Passage to read →
%%

Focus on settings tied to:

  • PermitRootLogin
  • PasswordAuthentication
  • PubkeyAuthentication
  • AllowUsers
  • AllowGroups

Example hardened settings:

PermitRootLogin no

PasswordAuthentication no

PubkeyAuthentication yes

Restart the SSH service after making changes:

sudo systemctl restart sshd

Or on Ubuntu systems:

sudo systemctl restart ssh

Configuration changes tell you a lot about attacker intent. Modified root access settings, relaxed authentication rules, and broad user permissions added during the compromise window usually reveal that the attacker was planning for long-term persistence rather than short-term access .

Attackers think ahead here.

Step 8: Remove Unauthorized SSH Keys

Once you identify a malicious or unapproved key, remove it immediately from the affected authorized_keys file.

Open the file:

nano ~/.ssh/authorized_keys

 

Delete the suspicious entry and save the changes.

That does not mean the compromise is contained.

Attackers who establish SSH persistence often modify multiple accounts before defenders notice the intrusion. Attackers that establish SSH persistence often spread access across service users, backup infrastructure, automation credentials, and occasionally root accounts before defenders notice the intrusion. 

After removing the key:

  • Rotate passwords tied to the affected account
  • Review sudo rules
  • Audit nearby systems for the same key
  • Investigate how the original foothold happened
  • Check for additional persistence methods

Skipping those steps usually leads to reinfection later.

Step 9: Enable Ongoing SSH Monitoring

Most organizations only investigate SSH access after an incident already exists. By then, persistence may have survived quietly for weeks or months.

At minimum, enable:

  • centralized SSH logging
  • alerts for changes to authorized_keys
  • monitoring for .ssh directory modifications
  • login alerts tied to privileged accounts
  • MFA-backed administrative access where possible

Reviewing SSH activity across systems also helps expose suspicious behavior that local logs may miss. Servers suddenly connecting to unfamiliar infrastructure or administrative accounts authenticating against systems they normally never access should immediately trigger review. Repeated SSH activity tied to cloud IP ranges nobody internally recognizes.

%%

Recorded information →
%%

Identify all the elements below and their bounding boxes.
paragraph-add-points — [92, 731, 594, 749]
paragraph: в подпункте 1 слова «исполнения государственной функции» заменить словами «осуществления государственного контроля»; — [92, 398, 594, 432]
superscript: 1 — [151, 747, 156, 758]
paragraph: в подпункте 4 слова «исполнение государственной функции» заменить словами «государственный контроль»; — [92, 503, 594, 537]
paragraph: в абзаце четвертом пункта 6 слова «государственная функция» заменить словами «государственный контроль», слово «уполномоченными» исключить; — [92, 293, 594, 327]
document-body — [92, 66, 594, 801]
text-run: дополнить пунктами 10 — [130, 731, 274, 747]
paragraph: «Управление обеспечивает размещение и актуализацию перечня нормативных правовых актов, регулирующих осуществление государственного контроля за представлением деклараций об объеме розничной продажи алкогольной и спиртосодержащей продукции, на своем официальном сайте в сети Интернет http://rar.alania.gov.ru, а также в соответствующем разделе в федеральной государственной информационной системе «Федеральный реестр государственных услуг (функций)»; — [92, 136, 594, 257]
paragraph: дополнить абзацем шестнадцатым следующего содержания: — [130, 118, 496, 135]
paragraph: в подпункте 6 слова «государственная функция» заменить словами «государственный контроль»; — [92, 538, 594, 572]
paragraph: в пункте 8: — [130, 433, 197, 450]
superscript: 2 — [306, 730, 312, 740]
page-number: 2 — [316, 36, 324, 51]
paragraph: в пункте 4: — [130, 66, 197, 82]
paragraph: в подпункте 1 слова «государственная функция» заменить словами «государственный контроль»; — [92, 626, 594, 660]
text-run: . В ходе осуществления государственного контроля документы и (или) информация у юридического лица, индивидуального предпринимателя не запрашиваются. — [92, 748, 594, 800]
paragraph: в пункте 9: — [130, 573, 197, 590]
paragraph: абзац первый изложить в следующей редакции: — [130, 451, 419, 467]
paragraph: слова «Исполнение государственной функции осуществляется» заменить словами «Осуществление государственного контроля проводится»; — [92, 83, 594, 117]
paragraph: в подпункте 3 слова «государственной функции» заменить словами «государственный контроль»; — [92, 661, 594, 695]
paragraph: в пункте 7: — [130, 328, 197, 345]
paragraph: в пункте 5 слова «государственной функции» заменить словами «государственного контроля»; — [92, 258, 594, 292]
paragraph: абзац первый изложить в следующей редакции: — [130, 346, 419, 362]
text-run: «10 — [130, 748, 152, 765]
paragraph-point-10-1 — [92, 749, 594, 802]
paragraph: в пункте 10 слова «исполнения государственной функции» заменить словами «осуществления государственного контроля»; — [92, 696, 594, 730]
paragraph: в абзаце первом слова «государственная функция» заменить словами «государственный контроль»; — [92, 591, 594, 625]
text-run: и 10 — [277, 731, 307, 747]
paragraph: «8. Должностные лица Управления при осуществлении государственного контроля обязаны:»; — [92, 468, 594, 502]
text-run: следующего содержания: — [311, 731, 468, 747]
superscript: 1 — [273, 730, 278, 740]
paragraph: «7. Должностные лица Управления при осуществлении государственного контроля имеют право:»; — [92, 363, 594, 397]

%%

What the exercise asks → Please repeat the part of the SSH security text from "Once you identify" to "compromise is contained." word for word.

Response area →
Once you identify a malicious or unapproved key, remove it immediately from the affected authorized_keys file.

Open the file:

nano ~/.ssh/authorized_keys

 

Delete the suspicious entry and save the changes.

That does not mean the compromise is contained.